*What is needed*
Give the material once more, word for word, without any images.

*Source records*
•••••
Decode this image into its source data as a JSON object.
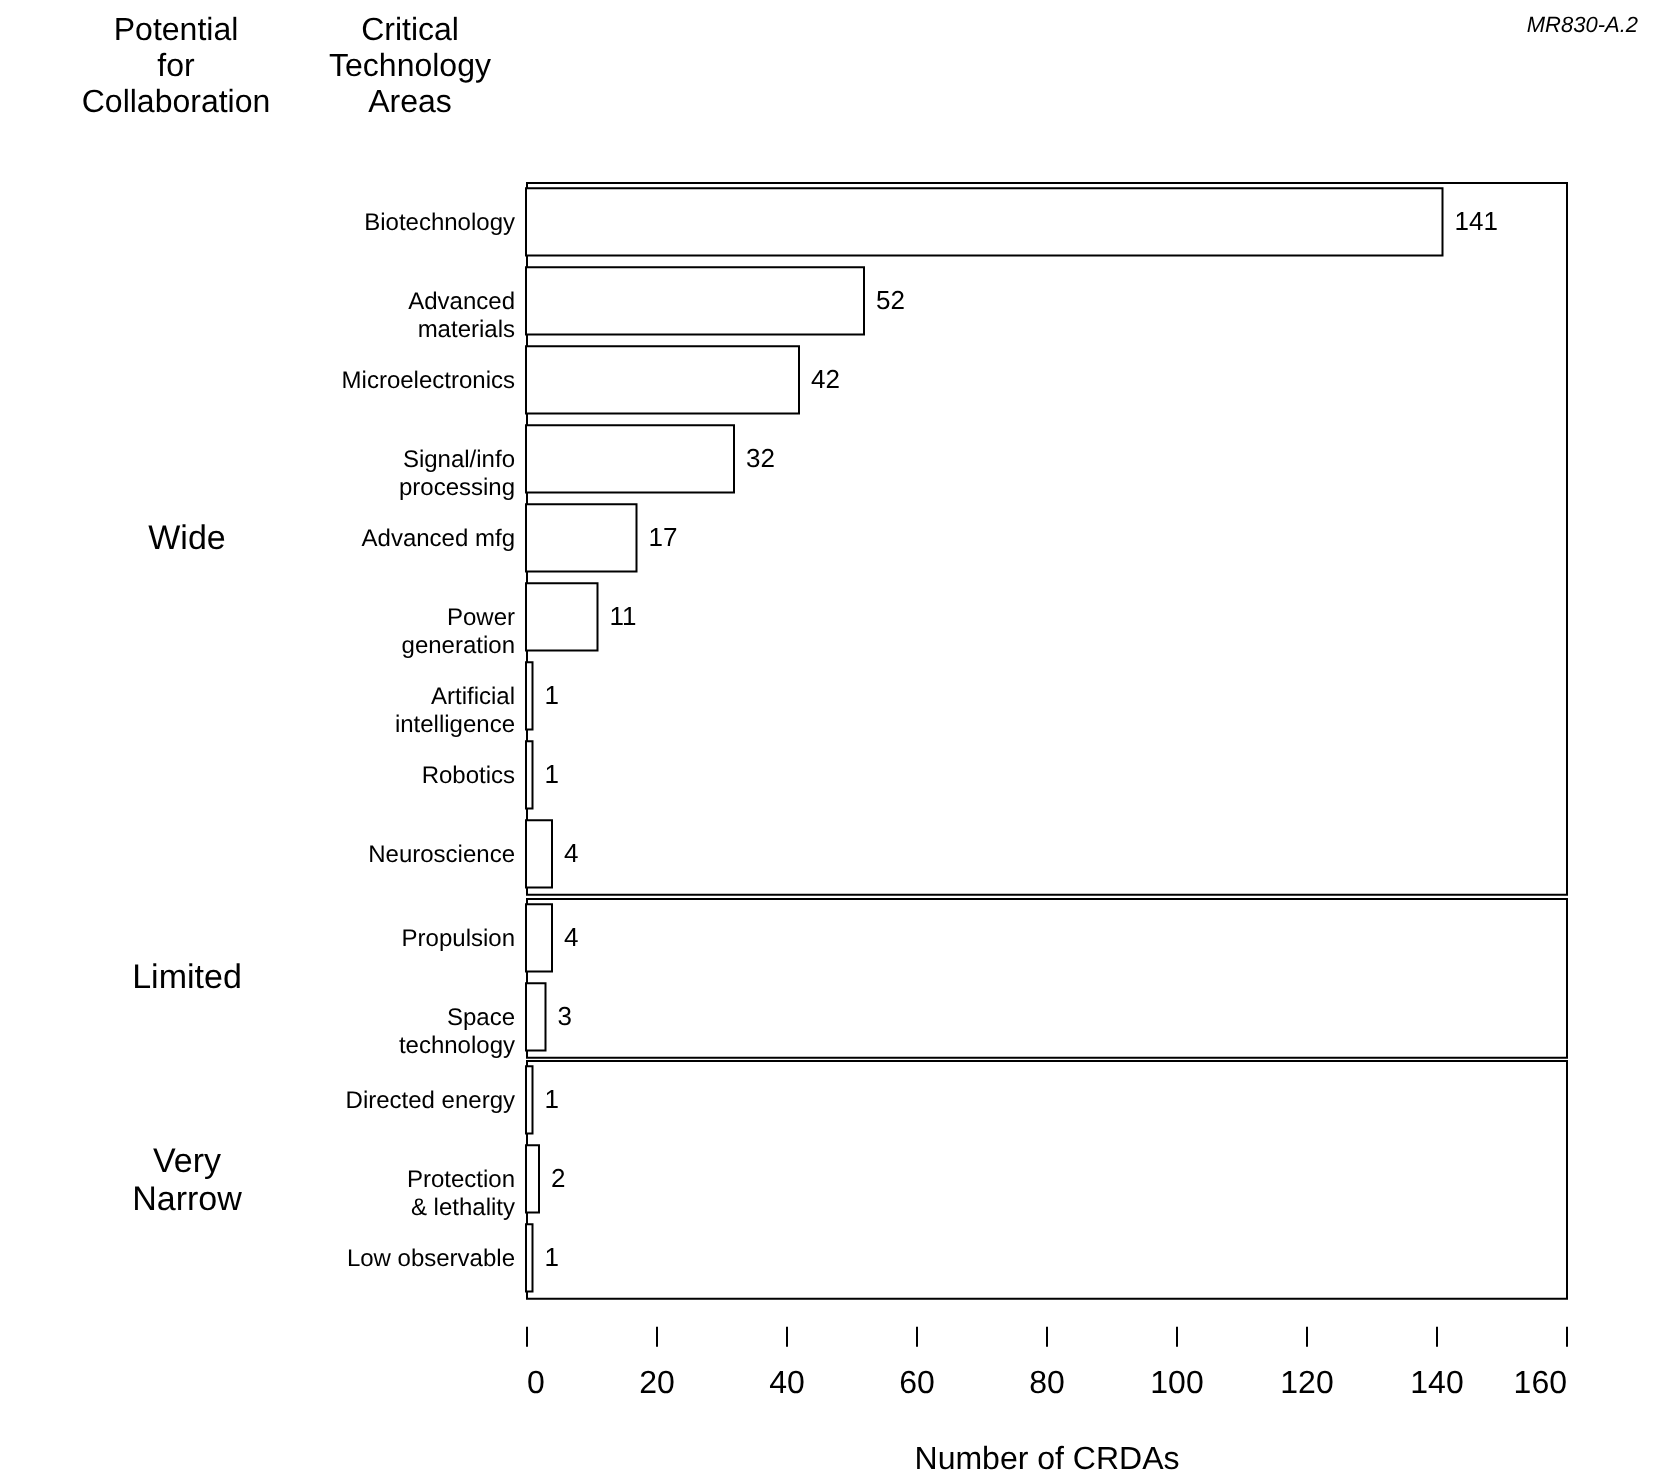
{
  "chart_data": [
    {
      "type": "bar",
      "orientation": "horizontal",
      "ylabel": "Wide",
      "categories": [
        "Biotechnology",
        "Advanced\nmaterials",
        "Microelectronics",
        "Signal/info\nprocessing",
        "Advanced mfg",
        "Power\ngeneration",
        "Artificial\nintelligence",
        "Robotics",
        "Neuroscience"
      ],
      "values": [
        141,
        52,
        42,
        32,
        17,
        11,
        1,
        1,
        4
      ],
      "color": "#ffffff",
      "data_labels": true,
      "xlim": [
        0,
        160
      ],
      "tick_labels": "y",
      "annotations": [
        "Potential\nfor\nCollaboration",
        "Critical\nTechnology\nAreas",
        "MR830-A.2"
      ]
    },
    {
      "type": "bar",
      "orientation": "horizontal",
      "ylabel": "Limited",
      "categories": [
        "Propulsion",
        "Space\ntechnology"
      ],
      "values": [
        4,
        3
      ],
      "color": "#ffffff",
      "data_labels": true,
      "xlim": [
        0,
        160
      ],
      "tick_labels": "y"
    },
    {
      "type": "bar",
      "orientation": "horizontal",
      "ylabel": "Very\nNarrow",
      "xlabel": "Number of CRDAs",
      "categories": [
        "Directed energy",
        "Protection\n& lethality",
        "Low observable"
      ],
      "values": [
        1,
        2,
        1
      ],
      "color": "#ffffff",
      "data_labels": true,
      "xlim": [
        0,
        160
      ],
      "xticks": [
        0,
        20,
        40,
        60,
        80,
        100,
        120,
        140,
        160
      ]
    }
  ]
}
•••••
*Written solution*
Decode this image into its source data as a JSON object.
{
  "chart_data": [
    {
      "type": "bar",
      "orientation": "horizontal",
      "ylabel": "Wide",
      "categories": [
        "Biotechnology",
        "Advanced\nmaterials",
        "Microelectronics",
        "Signal/info\nprocessing",
        "Advanced mfg",
        "Power\ngeneration",
        "Artificial\nintelligence",
        "Robotics",
        "Neuroscience"
      ],
      "values": [
        141,
        52,
        42,
        32,
        17,
        11,
        1,
        1,
        4
      ],
      "color": "#ffffff",
      "data_labels": true,
      "xlim": [
        0,
        160
      ],
      "tick_labels": "y",
      "annotations": [
        "Potential\nfor\nCollaboration",
        "Critical\nTechnology\nAreas",
        "MR830-A.2"
      ]
    },
    {
      "type": "bar",
      "orientation": "horizontal",
      "ylabel": "Limited",
      "categories": [
        "Propulsion",
        "Space\ntechnology"
      ],
      "values": [
        4,
        3
      ],
      "color": "#ffffff",
      "data_labels": true,
      "xlim": [
        0,
        160
      ],
      "tick_labels": "y"
    },
    {
      "type": "bar",
      "orientation": "horizontal",
      "ylabel": "Very\nNarrow",
      "xlabel": "Number of CRDAs",
      "categories": [
        "Directed energy",
        "Protection\n& lethality",
        "Low observable"
      ],
      "values": [
        1,
        2,
        1
      ],
      "color": "#ffffff",
      "data_labels": true,
      "xlim": [
        0,
        160
      ],
      "xticks": [
        0,
        20,
        40,
        60,
        80,
        100,
        120,
        140,
        160
      ]
    }
  ]
}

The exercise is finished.